====== RECORDS FOR PROCESSING

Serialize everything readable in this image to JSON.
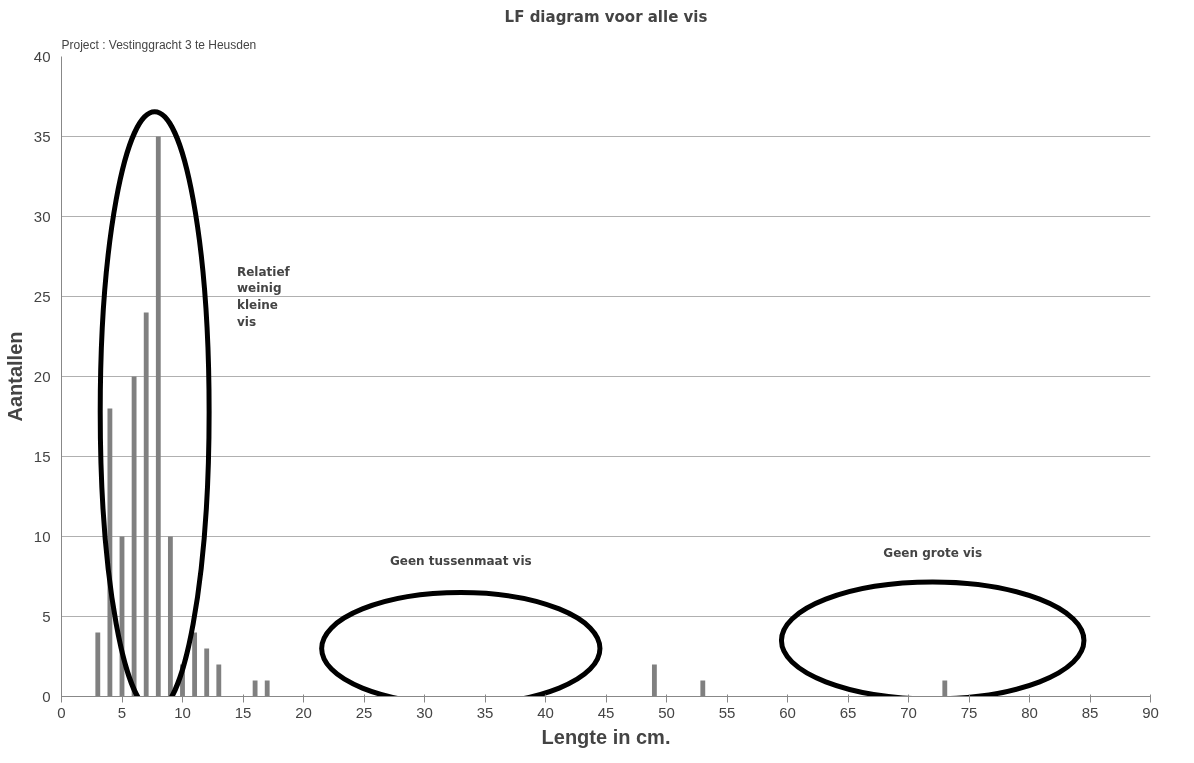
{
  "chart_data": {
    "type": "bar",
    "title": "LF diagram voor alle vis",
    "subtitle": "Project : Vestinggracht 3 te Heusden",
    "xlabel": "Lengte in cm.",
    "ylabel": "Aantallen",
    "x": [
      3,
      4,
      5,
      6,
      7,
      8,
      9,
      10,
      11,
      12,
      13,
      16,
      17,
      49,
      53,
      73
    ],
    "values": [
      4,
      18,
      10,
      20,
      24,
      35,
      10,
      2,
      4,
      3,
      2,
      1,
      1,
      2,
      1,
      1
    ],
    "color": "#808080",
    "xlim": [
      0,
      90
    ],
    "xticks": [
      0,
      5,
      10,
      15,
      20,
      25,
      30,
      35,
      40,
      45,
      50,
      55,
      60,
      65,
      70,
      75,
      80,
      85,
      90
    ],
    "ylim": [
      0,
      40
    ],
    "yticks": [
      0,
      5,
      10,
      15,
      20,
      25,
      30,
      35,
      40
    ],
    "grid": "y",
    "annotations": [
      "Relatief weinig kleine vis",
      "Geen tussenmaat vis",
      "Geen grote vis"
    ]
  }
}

============
====== RECORDS FOR PROCESSING

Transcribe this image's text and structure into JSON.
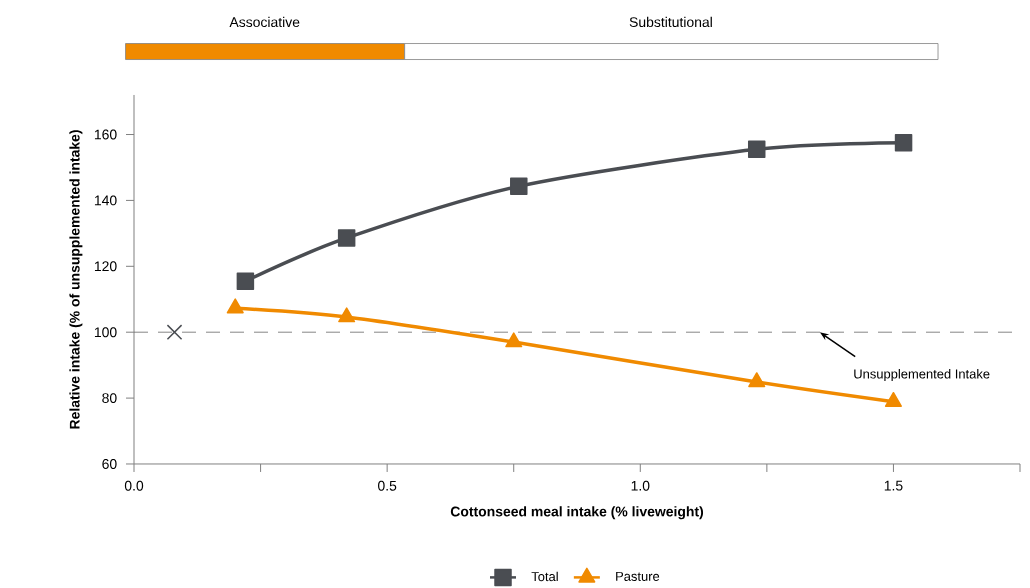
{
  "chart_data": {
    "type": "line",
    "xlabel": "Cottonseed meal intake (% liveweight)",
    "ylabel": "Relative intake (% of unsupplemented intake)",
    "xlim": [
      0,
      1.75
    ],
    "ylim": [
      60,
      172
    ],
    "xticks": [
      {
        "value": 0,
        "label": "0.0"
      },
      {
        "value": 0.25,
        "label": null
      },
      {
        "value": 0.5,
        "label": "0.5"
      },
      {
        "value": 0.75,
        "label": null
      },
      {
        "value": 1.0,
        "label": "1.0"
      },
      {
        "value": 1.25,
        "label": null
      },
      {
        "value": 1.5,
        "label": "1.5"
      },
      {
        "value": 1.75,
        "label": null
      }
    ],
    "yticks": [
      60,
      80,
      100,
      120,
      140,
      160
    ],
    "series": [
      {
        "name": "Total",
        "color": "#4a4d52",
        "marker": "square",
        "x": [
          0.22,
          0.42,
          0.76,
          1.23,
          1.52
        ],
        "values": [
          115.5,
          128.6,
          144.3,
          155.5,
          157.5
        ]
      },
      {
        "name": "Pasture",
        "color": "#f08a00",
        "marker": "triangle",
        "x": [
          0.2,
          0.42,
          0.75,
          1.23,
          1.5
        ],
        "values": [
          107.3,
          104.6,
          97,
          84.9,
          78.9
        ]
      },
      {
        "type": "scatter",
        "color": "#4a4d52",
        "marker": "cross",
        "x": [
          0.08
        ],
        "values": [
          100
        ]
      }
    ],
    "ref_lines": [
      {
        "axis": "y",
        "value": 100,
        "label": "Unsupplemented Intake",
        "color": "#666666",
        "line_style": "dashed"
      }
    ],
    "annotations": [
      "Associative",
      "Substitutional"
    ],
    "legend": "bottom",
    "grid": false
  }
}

============
====== RECORDS FOR PROCESSING

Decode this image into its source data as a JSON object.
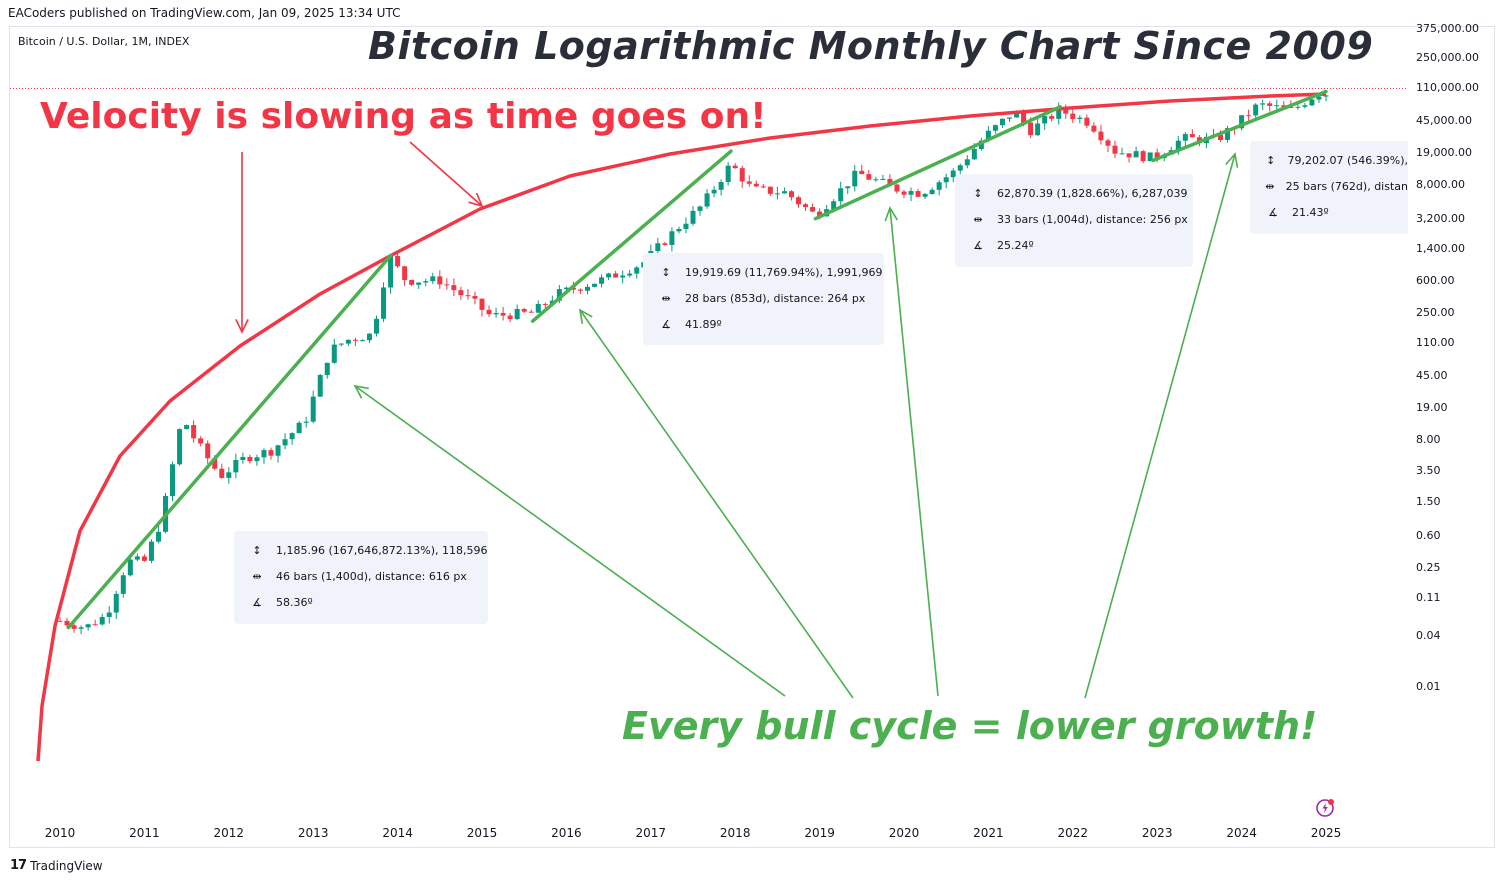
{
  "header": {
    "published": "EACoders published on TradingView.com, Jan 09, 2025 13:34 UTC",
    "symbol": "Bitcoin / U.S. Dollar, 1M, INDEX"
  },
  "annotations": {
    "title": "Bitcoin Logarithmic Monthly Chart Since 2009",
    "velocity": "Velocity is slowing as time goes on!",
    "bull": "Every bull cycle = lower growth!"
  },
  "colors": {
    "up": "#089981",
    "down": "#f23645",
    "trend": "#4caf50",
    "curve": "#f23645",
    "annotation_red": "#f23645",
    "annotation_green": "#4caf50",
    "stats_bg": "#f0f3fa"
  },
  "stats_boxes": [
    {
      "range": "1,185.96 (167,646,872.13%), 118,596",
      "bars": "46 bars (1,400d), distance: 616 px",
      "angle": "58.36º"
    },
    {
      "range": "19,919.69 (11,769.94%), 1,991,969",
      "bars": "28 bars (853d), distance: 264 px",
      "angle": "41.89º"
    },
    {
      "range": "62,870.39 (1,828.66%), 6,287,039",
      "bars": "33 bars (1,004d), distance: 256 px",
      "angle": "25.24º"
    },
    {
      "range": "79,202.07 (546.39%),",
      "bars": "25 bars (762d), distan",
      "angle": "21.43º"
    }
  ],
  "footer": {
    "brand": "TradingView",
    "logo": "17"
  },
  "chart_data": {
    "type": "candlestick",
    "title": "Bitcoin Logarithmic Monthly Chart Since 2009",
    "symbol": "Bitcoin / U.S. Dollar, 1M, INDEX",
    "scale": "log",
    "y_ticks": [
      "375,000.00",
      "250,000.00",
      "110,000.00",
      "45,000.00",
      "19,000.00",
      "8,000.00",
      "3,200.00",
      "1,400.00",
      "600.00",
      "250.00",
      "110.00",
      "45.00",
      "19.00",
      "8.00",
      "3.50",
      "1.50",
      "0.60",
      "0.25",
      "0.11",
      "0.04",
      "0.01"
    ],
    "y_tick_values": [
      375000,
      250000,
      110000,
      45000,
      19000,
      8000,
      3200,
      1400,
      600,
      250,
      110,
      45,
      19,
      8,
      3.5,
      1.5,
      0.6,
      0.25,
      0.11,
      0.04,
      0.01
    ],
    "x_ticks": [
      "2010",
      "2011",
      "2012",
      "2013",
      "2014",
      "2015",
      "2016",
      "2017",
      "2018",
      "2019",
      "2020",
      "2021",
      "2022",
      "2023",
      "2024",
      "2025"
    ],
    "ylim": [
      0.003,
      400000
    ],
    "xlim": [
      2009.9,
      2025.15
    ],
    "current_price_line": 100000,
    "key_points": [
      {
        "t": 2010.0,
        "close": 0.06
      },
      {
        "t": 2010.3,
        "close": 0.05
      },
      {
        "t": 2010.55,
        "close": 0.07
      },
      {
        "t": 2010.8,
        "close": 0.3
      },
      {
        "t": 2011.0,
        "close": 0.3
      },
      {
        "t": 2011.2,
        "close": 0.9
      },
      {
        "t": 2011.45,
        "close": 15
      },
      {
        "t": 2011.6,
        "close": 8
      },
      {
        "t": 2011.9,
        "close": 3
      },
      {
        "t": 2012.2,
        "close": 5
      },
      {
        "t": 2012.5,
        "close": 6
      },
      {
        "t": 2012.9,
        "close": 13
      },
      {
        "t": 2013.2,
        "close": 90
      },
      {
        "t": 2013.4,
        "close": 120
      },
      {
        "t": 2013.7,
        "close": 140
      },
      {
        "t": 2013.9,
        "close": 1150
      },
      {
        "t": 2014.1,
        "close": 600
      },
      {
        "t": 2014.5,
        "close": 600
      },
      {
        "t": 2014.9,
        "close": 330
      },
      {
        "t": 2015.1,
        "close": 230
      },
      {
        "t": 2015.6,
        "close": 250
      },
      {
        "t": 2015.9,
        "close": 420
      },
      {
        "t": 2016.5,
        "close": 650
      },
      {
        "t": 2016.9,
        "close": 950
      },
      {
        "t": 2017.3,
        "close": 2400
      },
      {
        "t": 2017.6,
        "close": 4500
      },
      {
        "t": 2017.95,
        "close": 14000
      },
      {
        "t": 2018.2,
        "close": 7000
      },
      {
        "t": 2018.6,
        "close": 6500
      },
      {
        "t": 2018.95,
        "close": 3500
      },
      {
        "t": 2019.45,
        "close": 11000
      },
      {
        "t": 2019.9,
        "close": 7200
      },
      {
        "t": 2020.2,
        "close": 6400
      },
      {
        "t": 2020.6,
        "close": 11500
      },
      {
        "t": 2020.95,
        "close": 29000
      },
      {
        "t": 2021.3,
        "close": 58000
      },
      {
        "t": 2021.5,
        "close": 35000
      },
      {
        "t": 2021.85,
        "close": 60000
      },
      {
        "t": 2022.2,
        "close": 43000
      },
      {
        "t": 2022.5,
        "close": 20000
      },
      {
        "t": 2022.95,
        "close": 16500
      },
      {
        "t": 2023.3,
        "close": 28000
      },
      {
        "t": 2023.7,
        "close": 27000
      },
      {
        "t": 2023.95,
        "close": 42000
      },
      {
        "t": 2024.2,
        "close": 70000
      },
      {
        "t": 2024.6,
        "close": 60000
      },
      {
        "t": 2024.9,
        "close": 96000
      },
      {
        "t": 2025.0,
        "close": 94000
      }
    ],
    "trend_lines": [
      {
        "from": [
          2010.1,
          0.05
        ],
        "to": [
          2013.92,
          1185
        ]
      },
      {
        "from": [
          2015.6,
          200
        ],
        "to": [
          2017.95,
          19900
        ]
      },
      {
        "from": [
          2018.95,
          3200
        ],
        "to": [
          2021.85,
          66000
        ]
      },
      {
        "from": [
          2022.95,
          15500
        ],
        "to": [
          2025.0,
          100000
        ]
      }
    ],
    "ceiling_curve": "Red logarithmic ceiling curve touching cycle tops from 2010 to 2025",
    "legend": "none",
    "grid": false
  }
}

============

EXERCISE GOAL: From the entries above, copy every line that holds the word "bars".

SOLUTION FOR THIS EXERCISE:
      "bars": "46 bars (1,400d), distance: 616 px",
      "bars": "28 bars (853d), distance: 264 px",
      "bars": "33 bars (1,004d), distance: 256 px",
      "bars": "25 bars (762d), distan",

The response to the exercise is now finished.